§ **Exercise directions**
Pick out every line of the entries below where "бюджетные" occurs, and copy those lines.

Stored items:
================

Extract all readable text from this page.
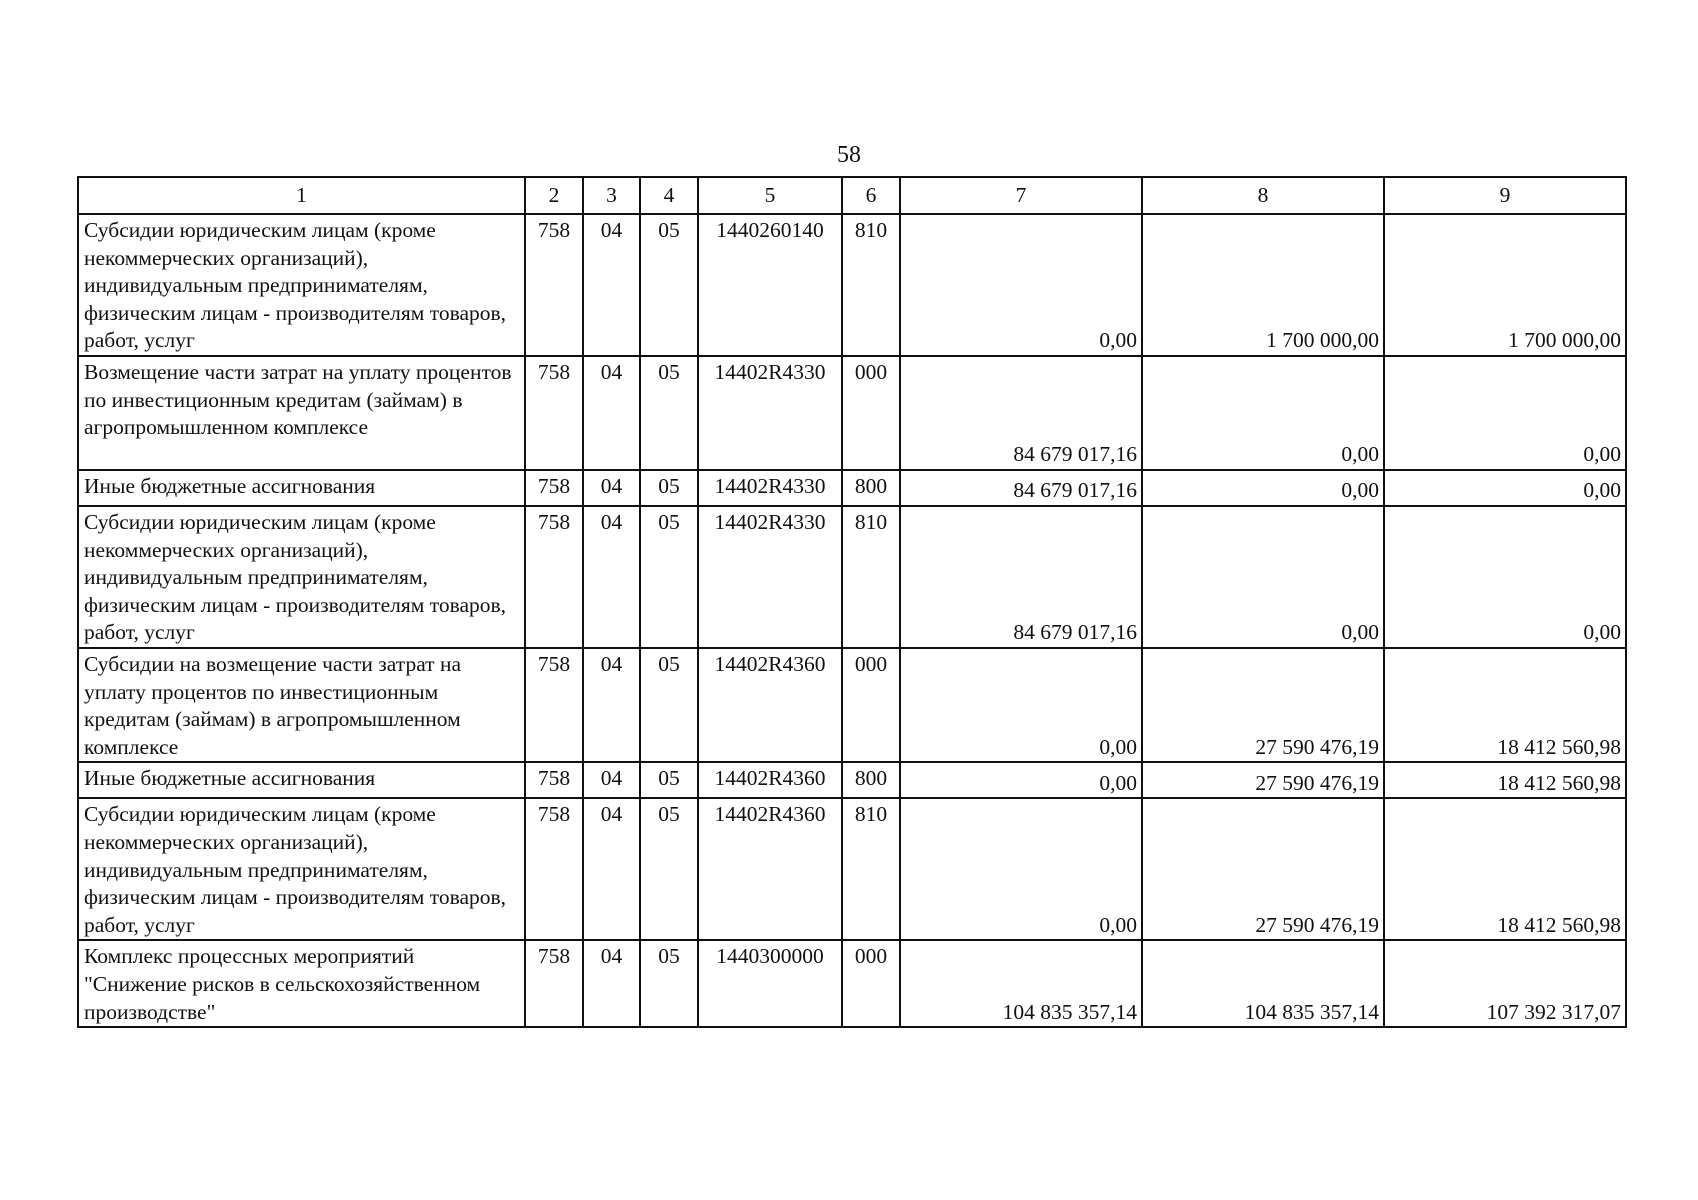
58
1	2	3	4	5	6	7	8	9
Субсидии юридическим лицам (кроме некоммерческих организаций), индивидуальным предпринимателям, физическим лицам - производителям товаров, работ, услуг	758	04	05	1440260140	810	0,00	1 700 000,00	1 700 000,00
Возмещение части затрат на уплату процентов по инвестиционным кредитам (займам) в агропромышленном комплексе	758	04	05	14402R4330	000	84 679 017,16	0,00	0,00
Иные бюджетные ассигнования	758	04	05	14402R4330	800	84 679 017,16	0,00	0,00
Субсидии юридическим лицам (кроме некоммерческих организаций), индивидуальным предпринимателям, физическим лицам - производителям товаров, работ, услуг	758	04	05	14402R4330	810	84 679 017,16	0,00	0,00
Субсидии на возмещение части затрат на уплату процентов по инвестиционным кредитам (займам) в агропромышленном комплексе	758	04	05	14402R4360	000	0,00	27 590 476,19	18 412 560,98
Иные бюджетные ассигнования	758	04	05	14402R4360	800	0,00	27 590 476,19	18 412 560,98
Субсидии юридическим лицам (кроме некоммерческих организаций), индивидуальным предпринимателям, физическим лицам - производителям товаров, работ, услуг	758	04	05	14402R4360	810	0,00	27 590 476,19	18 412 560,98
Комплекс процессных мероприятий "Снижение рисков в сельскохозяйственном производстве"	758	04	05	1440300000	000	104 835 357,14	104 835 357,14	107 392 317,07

================

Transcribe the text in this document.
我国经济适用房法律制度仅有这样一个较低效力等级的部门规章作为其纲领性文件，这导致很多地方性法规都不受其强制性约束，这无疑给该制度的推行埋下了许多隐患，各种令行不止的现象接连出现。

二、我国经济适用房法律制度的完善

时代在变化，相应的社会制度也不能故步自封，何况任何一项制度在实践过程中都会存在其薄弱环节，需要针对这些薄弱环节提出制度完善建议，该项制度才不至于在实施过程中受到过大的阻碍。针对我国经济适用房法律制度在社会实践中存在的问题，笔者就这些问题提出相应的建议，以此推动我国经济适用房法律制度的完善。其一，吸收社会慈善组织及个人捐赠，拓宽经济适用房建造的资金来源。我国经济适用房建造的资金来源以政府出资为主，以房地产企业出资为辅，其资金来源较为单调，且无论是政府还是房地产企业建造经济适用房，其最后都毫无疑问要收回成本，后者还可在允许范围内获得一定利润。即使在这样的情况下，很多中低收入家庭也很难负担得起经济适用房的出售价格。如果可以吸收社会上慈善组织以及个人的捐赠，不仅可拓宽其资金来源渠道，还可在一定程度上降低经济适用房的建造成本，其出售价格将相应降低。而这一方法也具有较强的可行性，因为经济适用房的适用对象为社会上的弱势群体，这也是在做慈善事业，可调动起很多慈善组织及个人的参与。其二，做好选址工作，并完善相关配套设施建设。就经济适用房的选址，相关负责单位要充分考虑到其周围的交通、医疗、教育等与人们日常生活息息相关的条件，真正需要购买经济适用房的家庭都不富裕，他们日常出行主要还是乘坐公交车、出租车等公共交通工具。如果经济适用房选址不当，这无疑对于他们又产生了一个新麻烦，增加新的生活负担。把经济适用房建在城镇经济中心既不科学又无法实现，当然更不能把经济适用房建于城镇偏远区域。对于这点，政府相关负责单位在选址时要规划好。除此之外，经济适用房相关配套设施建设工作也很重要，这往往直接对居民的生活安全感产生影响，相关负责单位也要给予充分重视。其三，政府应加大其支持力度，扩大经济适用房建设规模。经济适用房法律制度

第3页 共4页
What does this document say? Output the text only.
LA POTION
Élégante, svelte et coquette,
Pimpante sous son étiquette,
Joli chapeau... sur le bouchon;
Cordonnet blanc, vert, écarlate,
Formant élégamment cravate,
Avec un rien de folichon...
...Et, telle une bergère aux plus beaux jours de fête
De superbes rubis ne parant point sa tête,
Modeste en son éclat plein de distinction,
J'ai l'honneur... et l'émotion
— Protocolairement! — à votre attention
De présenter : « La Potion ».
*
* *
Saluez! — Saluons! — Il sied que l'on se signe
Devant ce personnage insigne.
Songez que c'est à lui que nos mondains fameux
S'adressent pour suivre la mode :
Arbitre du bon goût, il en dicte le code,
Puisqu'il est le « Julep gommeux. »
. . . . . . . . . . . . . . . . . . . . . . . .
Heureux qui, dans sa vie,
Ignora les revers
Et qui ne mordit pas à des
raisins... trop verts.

================

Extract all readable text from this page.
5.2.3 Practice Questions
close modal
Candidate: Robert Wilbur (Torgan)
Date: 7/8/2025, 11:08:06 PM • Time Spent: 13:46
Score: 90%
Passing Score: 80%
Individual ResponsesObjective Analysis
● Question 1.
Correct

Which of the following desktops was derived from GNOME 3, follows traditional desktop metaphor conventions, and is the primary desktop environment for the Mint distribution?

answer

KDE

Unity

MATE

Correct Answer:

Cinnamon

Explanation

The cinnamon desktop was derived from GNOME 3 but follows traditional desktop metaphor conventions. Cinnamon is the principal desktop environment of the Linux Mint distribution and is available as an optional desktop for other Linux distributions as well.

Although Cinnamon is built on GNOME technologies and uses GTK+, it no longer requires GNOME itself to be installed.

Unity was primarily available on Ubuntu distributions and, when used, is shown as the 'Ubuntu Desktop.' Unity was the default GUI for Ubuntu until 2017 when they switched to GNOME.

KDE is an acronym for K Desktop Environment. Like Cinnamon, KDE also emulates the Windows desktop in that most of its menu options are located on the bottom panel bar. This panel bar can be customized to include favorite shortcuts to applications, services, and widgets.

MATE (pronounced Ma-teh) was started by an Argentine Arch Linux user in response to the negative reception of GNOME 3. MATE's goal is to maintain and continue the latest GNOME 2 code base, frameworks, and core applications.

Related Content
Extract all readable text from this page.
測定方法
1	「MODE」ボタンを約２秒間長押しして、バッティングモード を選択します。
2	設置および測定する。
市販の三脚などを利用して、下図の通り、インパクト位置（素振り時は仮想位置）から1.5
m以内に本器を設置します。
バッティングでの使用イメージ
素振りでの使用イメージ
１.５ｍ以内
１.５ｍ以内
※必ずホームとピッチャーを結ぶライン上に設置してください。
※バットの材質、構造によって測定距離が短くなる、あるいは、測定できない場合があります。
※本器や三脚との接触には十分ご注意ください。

================

§ **Answer**
Иные бюджетные ассигнования	758	04	05	14402R4330	800	84 679 017,16	0,00	0,00
Иные бюджетные ассигнования	758	04	05	14402R4360	800	0,00	27 590 476,19	18 412 560,98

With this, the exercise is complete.